*Extracted information:*

** Start **

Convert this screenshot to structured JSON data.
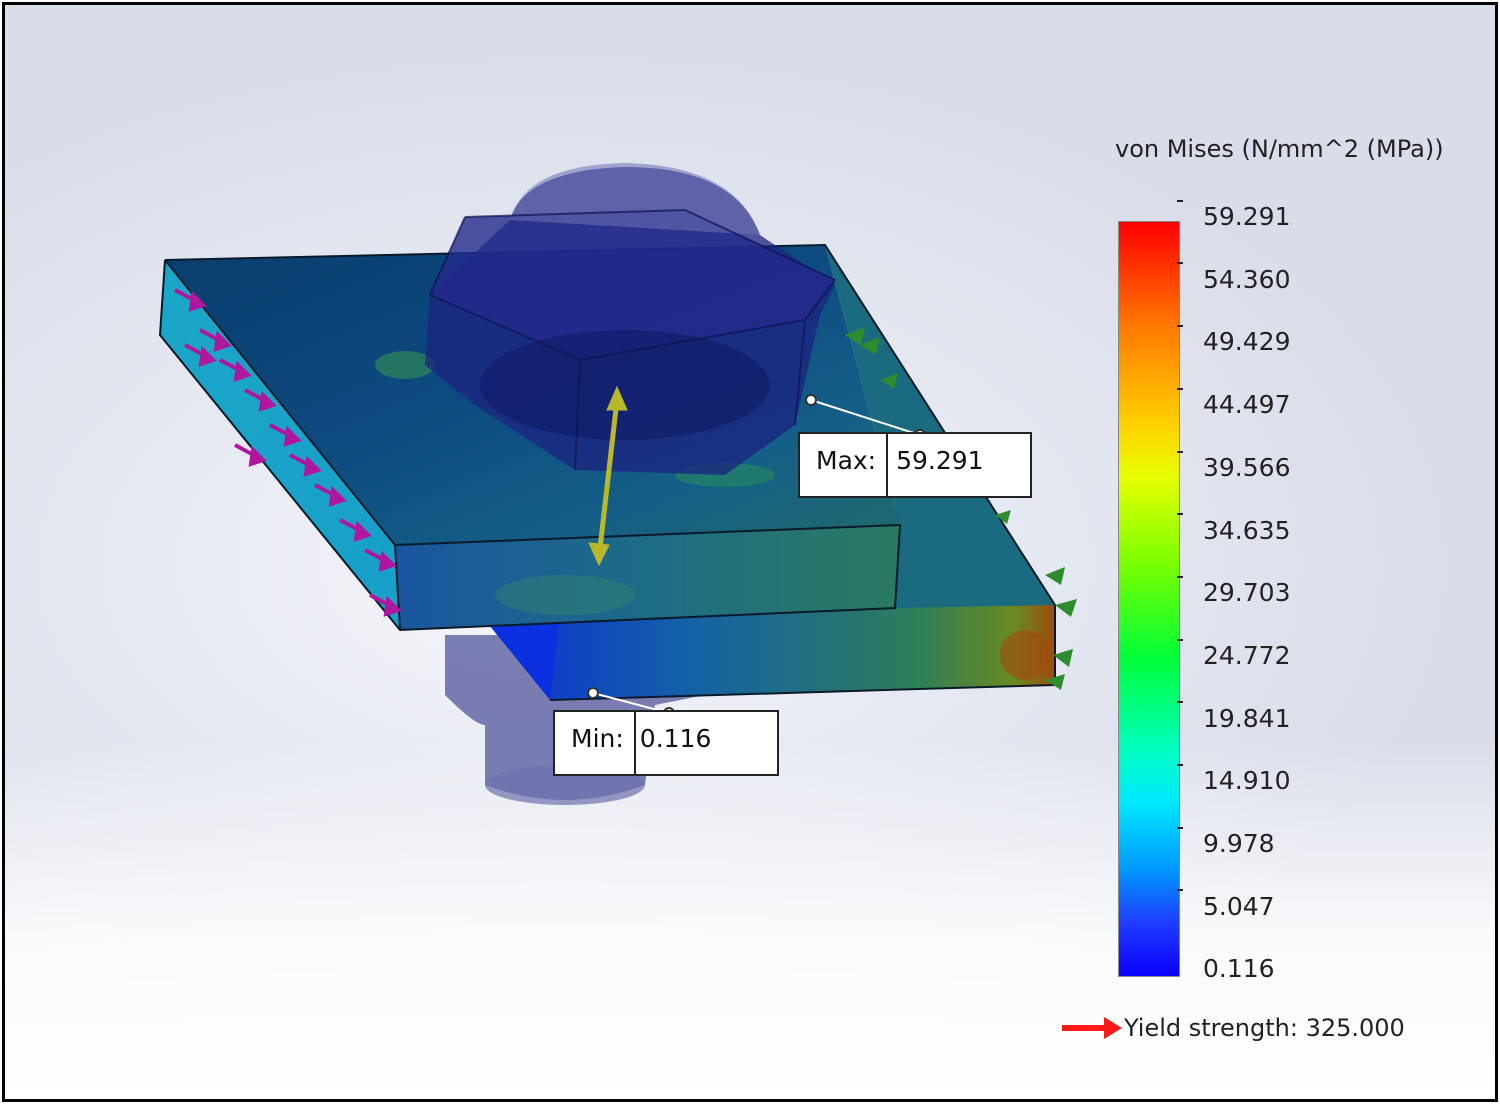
{
  "legend": {
    "title": "von Mises (N/mm^2 (MPa))",
    "values": [
      "59.291",
      "54.360",
      "49.429",
      "44.497",
      "39.566",
      "34.635",
      "29.703",
      "24.772",
      "19.841",
      "14.910",
      "9.978",
      "5.047",
      "0.116"
    ]
  },
  "max_callout": {
    "key": "Max:",
    "value": "59.291"
  },
  "min_callout": {
    "key": "Min:",
    "value": "0.116"
  },
  "yield": {
    "label": "Yield strength: 325.000",
    "arrow_color": "#ff1a1a"
  },
  "colors": {
    "max": "#ff0000",
    "min": "#0a00ff",
    "load_arrows": "#b0169e",
    "fixtures": "#2e8b2e"
  }
}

** End **

Retype every entry verbatim and exclude the pictures from the copy.

Convert this screenshot to structured JSON data.
{
  "legend": {
    "title": "von Mises (N/mm^2 (MPa))",
    "values": [
      "59.291",
      "54.360",
      "49.429",
      "44.497",
      "39.566",
      "34.635",
      "29.703",
      "24.772",
      "19.841",
      "14.910",
      "9.978",
      "5.047",
      "0.116"
    ]
  },
  "max_callout": {
    "key": "Max:",
    "value": "59.291"
  },
  "min_callout": {
    "key": "Min:",
    "value": "0.116"
  },
  "yield": {
    "label": "Yield strength: 325.000",
    "arrow_color": "#ff1a1a"
  },
  "colors": {
    "max": "#ff0000",
    "min": "#0a00ff",
    "load_arrows": "#b0169e",
    "fixtures": "#2e8b2e"
  }
}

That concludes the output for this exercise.